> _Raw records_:
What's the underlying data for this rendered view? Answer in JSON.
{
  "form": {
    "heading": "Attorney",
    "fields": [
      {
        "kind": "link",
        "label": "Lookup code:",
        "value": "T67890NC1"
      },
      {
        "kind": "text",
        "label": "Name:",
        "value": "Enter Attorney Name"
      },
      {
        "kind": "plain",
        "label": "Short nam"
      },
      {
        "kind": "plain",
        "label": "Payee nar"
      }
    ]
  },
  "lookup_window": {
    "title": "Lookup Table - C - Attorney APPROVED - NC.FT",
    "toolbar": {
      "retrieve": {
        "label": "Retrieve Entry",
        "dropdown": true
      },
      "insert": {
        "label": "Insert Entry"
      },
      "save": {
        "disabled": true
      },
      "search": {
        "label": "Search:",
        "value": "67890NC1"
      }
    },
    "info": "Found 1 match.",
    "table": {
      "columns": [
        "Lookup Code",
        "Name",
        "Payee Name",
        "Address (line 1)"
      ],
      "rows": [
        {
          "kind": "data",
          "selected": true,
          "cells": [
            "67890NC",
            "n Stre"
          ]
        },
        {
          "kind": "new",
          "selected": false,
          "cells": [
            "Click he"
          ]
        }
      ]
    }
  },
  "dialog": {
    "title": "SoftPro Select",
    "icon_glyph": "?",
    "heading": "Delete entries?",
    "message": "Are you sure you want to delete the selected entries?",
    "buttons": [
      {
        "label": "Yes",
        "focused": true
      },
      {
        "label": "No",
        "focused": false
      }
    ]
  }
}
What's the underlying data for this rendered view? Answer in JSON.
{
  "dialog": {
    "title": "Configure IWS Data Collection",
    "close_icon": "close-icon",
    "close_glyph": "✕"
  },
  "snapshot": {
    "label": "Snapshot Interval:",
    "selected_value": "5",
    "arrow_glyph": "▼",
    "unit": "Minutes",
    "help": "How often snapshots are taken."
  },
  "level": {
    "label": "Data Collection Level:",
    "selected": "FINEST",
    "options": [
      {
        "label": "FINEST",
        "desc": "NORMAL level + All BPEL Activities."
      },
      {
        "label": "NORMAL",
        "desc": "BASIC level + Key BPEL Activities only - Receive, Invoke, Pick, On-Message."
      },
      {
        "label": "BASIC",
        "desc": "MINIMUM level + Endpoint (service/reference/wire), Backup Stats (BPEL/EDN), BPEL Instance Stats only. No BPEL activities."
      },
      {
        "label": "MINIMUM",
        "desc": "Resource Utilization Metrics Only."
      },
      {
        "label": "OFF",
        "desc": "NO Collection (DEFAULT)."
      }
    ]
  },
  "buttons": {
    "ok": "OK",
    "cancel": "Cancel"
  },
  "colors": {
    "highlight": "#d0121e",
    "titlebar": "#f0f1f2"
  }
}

> _Instructions for the task_:
Transcribe the material exactly as it reads.

> _Result for this exercise_:
What's the underlying data for this rendered view? Answer in JSON.
{
  "form": {
    "heading": "Attorney",
    "fields": [
      {
        "kind": "link",
        "label": "Lookup code:",
        "value": "T67890NC1"
      },
      {
        "kind": "text",
        "label": "Name:",
        "value": "Enter Attorney Name"
      },
      {
        "kind": "plain",
        "label": "Short nam"
      },
      {
        "kind": "plain",
        "label": "Payee nar"
      }
    ]
  },
  "lookup_window": {
    "title": "Lookup Table - C - Attorney APPROVED - NC.FT",
    "toolbar": {
      "retrieve": {
        "label": "Retrieve Entry",
        "dropdown": true
      },
      "insert": {
        "label": "Insert Entry"
      },
      "save": {
        "disabled": true
      },
      "search": {
        "label": "Search:",
        "value": "67890NC1"
      }
    },
    "info": "Found 1 match.",
    "table": {
      "columns": [
        "Lookup Code",
        "Name",
        "Payee Name",
        "Address (line 1)"
      ],
      "rows": [
        {
          "kind": "data",
          "selected": true,
          "cells": [
            "67890NC",
            "n Stre"
          ]
        },
        {
          "kind": "new",
          "selected": false,
          "cells": [
            "Click he"
          ]
        }
      ]
    }
  },
  "dialog": {
    "title": "SoftPro Select",
    "icon_glyph": "?",
    "heading": "Delete entries?",
    "message": "Are you sure you want to delete the selected entries?",
    "buttons": [
      {
        "label": "Yes",
        "focused": true
      },
      {
        "label": "No",
        "focused": false
      }
    ]
  }
}
What's the underlying data for this rendered view? Answer in JSON.
{
  "dialog": {
    "title": "Configure IWS Data Collection",
    "close_icon": "close-icon",
    "close_glyph": "✕"
  },
  "snapshot": {
    "label": "Snapshot Interval:",
    "selected_value": "5",
    "arrow_glyph": "▼",
    "unit": "Minutes",
    "help": "How often snapshots are taken."
  },
  "level": {
    "label": "Data Collection Level:",
    "selected": "FINEST",
    "options": [
      {
        "label": "FINEST",
        "desc": "NORMAL level + All BPEL Activities."
      },
      {
        "label": "NORMAL",
        "desc": "BASIC level + Key BPEL Activities only - Receive, Invoke, Pick, On-Message."
      },
      {
        "label": "BASIC",
        "desc": "MINIMUM level + Endpoint (service/reference/wire), Backup Stats (BPEL/EDN), BPEL Instance Stats only. No BPEL activities."
      },
      {
        "label": "MINIMUM",
        "desc": "Resource Utilization Metrics Only."
      },
      {
        "label": "OFF",
        "desc": "NO Collection (DEFAULT)."
      }
    ]
  },
  "buttons": {
    "ok": "OK",
    "cancel": "Cancel"
  },
  "colors": {
    "highlight": "#d0121e",
    "titlebar": "#f0f1f2"
  }
}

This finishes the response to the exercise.